Examine the material below and count the lines that hold the word "Total". Report only the number.
=== Task inputs ===
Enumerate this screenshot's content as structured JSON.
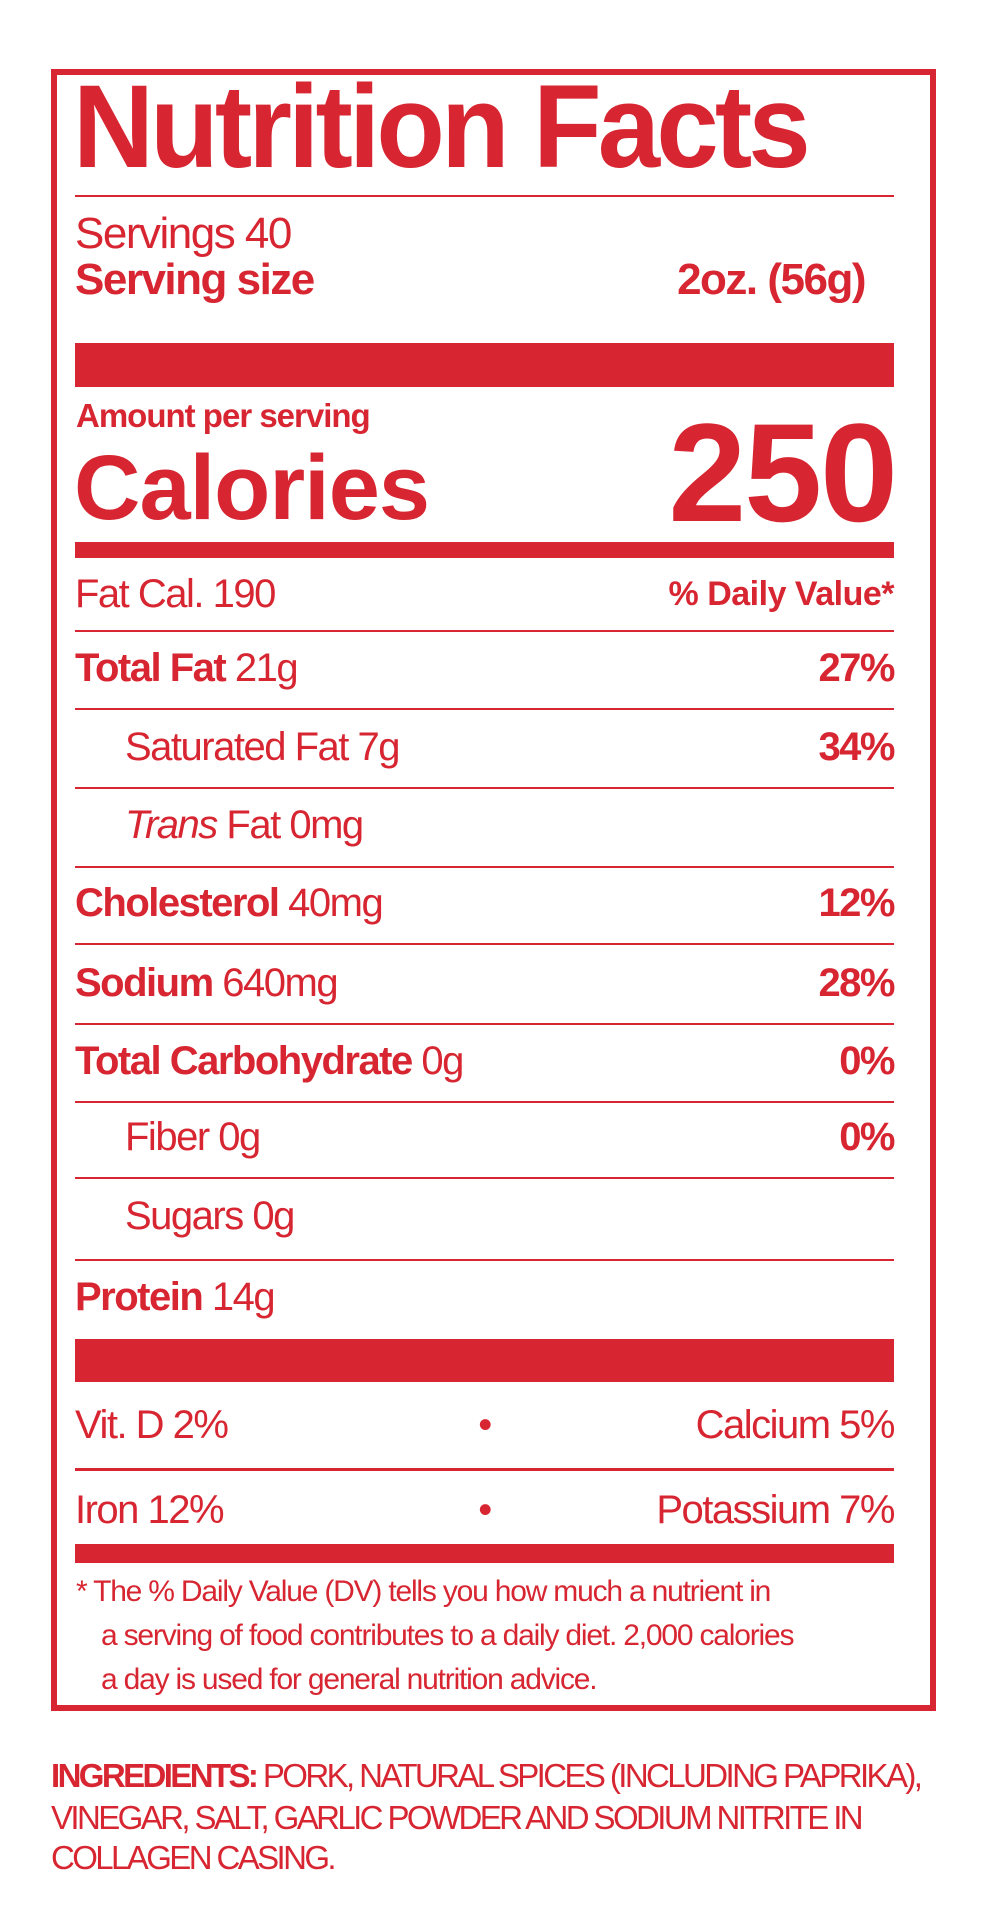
{
  "title": "Nutrition Facts",
  "servings": "Servings 40",
  "serving_size": {
    "label": "Serving size",
    "value": "2oz. (56g)"
  },
  "amount_per_serving": "Amount per serving",
  "calories": {
    "label": "Calories",
    "value": "250"
  },
  "fat_calories": "Fat Cal. 190",
  "daily_value_header": "% Daily Value*",
  "nutrients": [
    {
      "name": "Total Fat",
      "amount": "21g",
      "dv": "27%"
    },
    {
      "name": "Saturated Fat",
      "amount": "7g",
      "dv": "34%"
    },
    {
      "name_italic": "Trans",
      "name": "Fat",
      "amount": "0mg",
      "dv": ""
    },
    {
      "name": "Cholesterol",
      "amount": "40mg",
      "dv": "12%"
    },
    {
      "name": "Sodium",
      "amount": "640mg",
      "dv": "28%"
    },
    {
      "name": "Total Carbohydrate",
      "amount": "0g",
      "dv": "0%"
    },
    {
      "name": "Fiber",
      "amount": "0g",
      "dv": "0%"
    },
    {
      "name": "Sugars",
      "amount": "0g",
      "dv": ""
    },
    {
      "name": "Protein",
      "amount": "14g",
      "dv": ""
    }
  ],
  "vitamins": [
    {
      "left": "Vit. D 2%",
      "sep": "•",
      "right": "Calcium 5%"
    },
    {
      "left": "Iron 12%",
      "sep": "•",
      "right": "Potassium 7%"
    }
  ],
  "footnote": [
    "* The % Daily Value (DV) tells you how much a nutrient in",
    "a serving of food contributes to a daily diet. 2,000 calories",
    "a day is used for general nutrition advice."
  ],
  "ingredients": {
    "label": "INGREDIENTS:",
    "lines": [
      " PORK, NATURAL SPICES (INCLUDING PAPRIKA),",
      "VINEGAR, SALT, GARLIC POWDER AND SODIUM NITRITE IN",
      "COLLAGEN CASING."
    ]
  },
  "colors": {
    "label_red": "#d72631"
  }
}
===
> _Expected answer_
2